Re: [PATCH] sched: Nominate the idle load balancer from asemi-idle group.

From: Gautham R Shenoy
Date: Tue Sep 23 2008 - 10:35:06 EST


On Tue, Sep 23, 2008 at 12:54:37PM +0200, Peter Zijlstra wrote:
> On Tue, 2008-09-23 at 15:49 +0530, Gautham R Shenoy wrote:
> > sched: Nominate the idle load balancer from a semi-idle group.
> >
> > From: Gautham R Shenoy <ego@xxxxxxxxxx>
> >
> > Currently the first cpu in the nohz cpu mask is nominated as
> > the idle load balancer.
> >
> > However, this could be a cpu from an idle group,
> > thereby not yiedling the expected power savings.
> >
> > Improve the logic to pick an idle cpu from a semi-idle group
> > for performing the task of idle load balancing, when
> > sched_mc/smt_powersavings is enabled.

▸ **Image-based layout entries**:
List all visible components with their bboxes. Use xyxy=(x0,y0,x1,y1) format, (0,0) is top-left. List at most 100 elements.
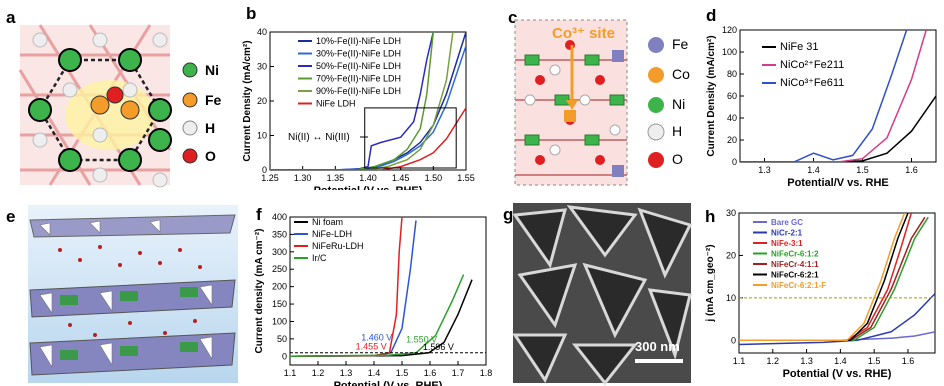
series-line xyxy=(740,30,908,162)
y-tick-label: 40 xyxy=(727,113,737,123)
panel-a-label: a xyxy=(6,8,16,27)
x-tick-label: 1.5 xyxy=(396,368,409,378)
panel-e-label: e xyxy=(6,207,16,226)
series-line xyxy=(739,293,935,346)
y-tick-label: 350 xyxy=(272,229,287,239)
panel-g-label: g xyxy=(503,205,514,224)
y-tick-label: 30 xyxy=(257,62,267,72)
y-tick-label: 30 xyxy=(726,208,736,218)
x-tick-label: 1.3 xyxy=(758,165,771,175)
y-tick-label: 0 xyxy=(732,157,737,167)
legend-entry: 70%-Fe(II)-NiFe LDH xyxy=(316,74,401,84)
y-tick-label: 150 xyxy=(272,299,287,309)
chart-d: 1.3 1.4 1.5 1.6 0 20 40 60 80 100 120 Potential/V v… xyxy=(706,25,937,189)
onset-annotation: 1.550 V xyxy=(406,334,437,344)
legend-entry: 90%-Fe(II)-NiFe LDH xyxy=(316,86,401,96)
panel-c: c Co³⁺ site Fe Co Ni H O xyxy=(500,0,700,190)
legend-entry: NiFeCr-4:1:1 xyxy=(771,260,819,269)
x-tick-label: 1.5 xyxy=(856,165,869,175)
x-tick-label: 1.25 xyxy=(261,173,279,183)
co-site-label: Co³⁺ site xyxy=(552,25,615,42)
panel-f-label: f xyxy=(256,205,262,224)
panel-b-label: b xyxy=(246,4,257,23)
legend-c-o: O xyxy=(672,151,683,167)
y-tick-label: 120 xyxy=(722,25,737,35)
chart-h: 1.1 1.2 1.3 1.4 1.5 1.6 0 10 20 30 Potential (V vs… xyxy=(705,208,936,380)
y-tick-label: 0 xyxy=(262,165,267,175)
legend-c-ni: Ni xyxy=(672,96,686,112)
legend-entry: NiFeCr-6:2:1-F xyxy=(771,281,826,290)
x-axis-label: Potential (V vs. RHE) xyxy=(314,185,423,190)
y-tick-label: 300 xyxy=(272,247,287,257)
legend-a-o: O xyxy=(205,148,216,164)
x-tick-label: 1.40 xyxy=(359,173,377,183)
panel-f: f 1.1 1.2 1.3 1.4 1.5 1.6 1.7 1.8 0 50 100 150 200 25… xyxy=(250,195,495,386)
y-tick-label: 100 xyxy=(722,47,737,57)
series-line xyxy=(740,95,936,162)
y-axis-label: Current Density (mA/cm²) xyxy=(242,40,253,161)
y-tick-label: 20 xyxy=(727,135,737,145)
x-tick-label: 1.3 xyxy=(340,368,353,378)
series-line xyxy=(740,30,927,162)
y-axis-label: Current Density (mA/cm²) xyxy=(706,35,717,156)
series-line xyxy=(270,107,466,170)
x-tick-label: 1.1 xyxy=(284,368,297,378)
y-tick-label: 100 xyxy=(272,316,287,326)
legend-c-h: H xyxy=(672,123,683,139)
x-axis-label: Potential (V vs. RHE) xyxy=(783,368,892,380)
y-axis-label: j (mA cm_geo⁻²) xyxy=(705,244,716,322)
y-tick-label: 0 xyxy=(731,335,736,345)
x-tick-label: 1.2 xyxy=(767,356,780,366)
y-tick-label: 250 xyxy=(272,264,287,274)
redox-annotation: Ni(II) ↔ Ni(III) xyxy=(288,132,350,143)
x-tick-label: 1.8 xyxy=(480,368,493,378)
legend-a-fe: Fe xyxy=(205,92,222,108)
x-tick-label: 1.4 xyxy=(834,356,847,366)
legend-entry: Bare GC xyxy=(771,218,803,227)
legend-entry: NiFe 31 xyxy=(780,41,819,53)
y-tick-label: 10 xyxy=(726,293,736,303)
legend-entry: NiCo²⁺Fe211 xyxy=(780,59,844,71)
x-tick-label: 1.6 xyxy=(902,356,915,366)
legend-c-co: Co xyxy=(672,66,690,82)
series-line xyxy=(739,213,906,342)
x-axis-label: Potential/V vs. RHE xyxy=(787,177,888,189)
y-tick-label: 40 xyxy=(257,27,267,37)
y-tick-label: 80 xyxy=(727,69,737,79)
x-tick-label: 1.4 xyxy=(368,368,381,378)
legend-c-fe: Fe xyxy=(672,36,689,52)
legend-entry: NiFeCr-6:2:1 xyxy=(771,271,819,280)
y-tick-label: 20 xyxy=(726,250,736,260)
legend-a-h: H xyxy=(205,120,216,136)
panel-h: h 1.1 1.2 1.3 1.4 1.5 1.6 0 10 20 30 Potential (V … xyxy=(695,195,944,386)
y-tick-label: 10 xyxy=(257,131,267,141)
legend-entry: NiFeCr-6:1:2 xyxy=(771,250,819,259)
y-tick-label: 400 xyxy=(272,212,287,222)
x-tick-label: 1.35 xyxy=(327,173,345,183)
legend-entry: 30%-Fe(II)-NiFe LDH xyxy=(316,49,401,59)
plot-frame xyxy=(289,216,487,366)
x-tick-label: 1.50 xyxy=(425,173,443,183)
legend-entry: NiFe-3:1 xyxy=(771,239,803,248)
y-tick-label: 50 xyxy=(277,334,287,344)
x-tick-label: 1.6 xyxy=(424,368,437,378)
ldh-structure-a xyxy=(18,24,198,188)
x-tick-label: 1.5 xyxy=(868,356,881,366)
panel-d: d 1.3 1.4 1.5 1.6 0 20 40 60 80 100 120 Potential/V… xyxy=(700,0,944,190)
y-axis-label: Current density (mA cm⁻²) xyxy=(254,229,265,354)
x-tick-label: 1.55 xyxy=(457,173,475,183)
legend-entry: Ir/C xyxy=(312,253,327,263)
x-tick-label: 1.6 xyxy=(905,165,918,175)
plot-frame xyxy=(738,212,936,354)
scalebar-label: 300 nm xyxy=(635,339,680,354)
legend-entry: 10%-Fe(II)-NiFe LDH xyxy=(316,36,401,46)
x-tick-label: 1.2 xyxy=(312,368,325,378)
x-axis-label: Potential (V vs. RHE) xyxy=(334,380,443,386)
series-line xyxy=(290,274,465,358)
y-tick-label: 0 xyxy=(282,351,287,361)
legend-entry: NiCr-2:1 xyxy=(771,229,803,238)
legend-entry: NiCo³⁺Fe611 xyxy=(780,77,844,89)
y-tick-label: 20 xyxy=(257,96,267,106)
legend-entry: NiFe LDH xyxy=(316,99,356,109)
x-tick-label: 1.3 xyxy=(800,356,813,366)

▸ **TASKS TO COMPLETE**:
**1.** According to the message, which cpu is currently nominated as the idle load balancer?
**2.** Substitute "data-line" for "series-line" in the listing lines that run from the one containing "series-line xyxy=(740,30,908,162)" through the one containing "chart-d: 1.3 1.4", and write out only those lines.
The message and the listing were taken from unrelated sources.

▸ **OUTPUTS BY TASK**:
**1.** The first cpu in the nohz cpu mask.

**2.**
data-line xyxy=(740,30,908,162)
y-tick-label: 40 xyxy=(727,113,737,123)
panel-a-label: a xyxy=(6,8,16,27)
x-tick-label: 1.5 xyxy=(396,368,409,378)
panel-e-label: e xyxy=(6,207,16,226)
data-line xyxy=(739,293,935,346)
y-tick-label: 350 xyxy=(272,229,287,239)
panel-g-label: g xyxy=(503,205,514,224)
y-tick-label: 30 xyxy=(257,62,267,72)
y-tick-label: 30 xyxy=(726,208,736,218)
x-tick-label: 1.3 xyxy=(758,165,771,175)
y-tick-label: 0 xyxy=(732,157,737,167)
legend-entry: 70%-Fe(II)-NiFe LDH xyxy=(316,74,401,84)
y-tick-label: 150 xyxy=(272,299,287,309)
chart-d: 1.3 1.4 1.5 1.6 0 20 40 60 80 100 120 Potential/V v… xyxy=(706,25,937,189)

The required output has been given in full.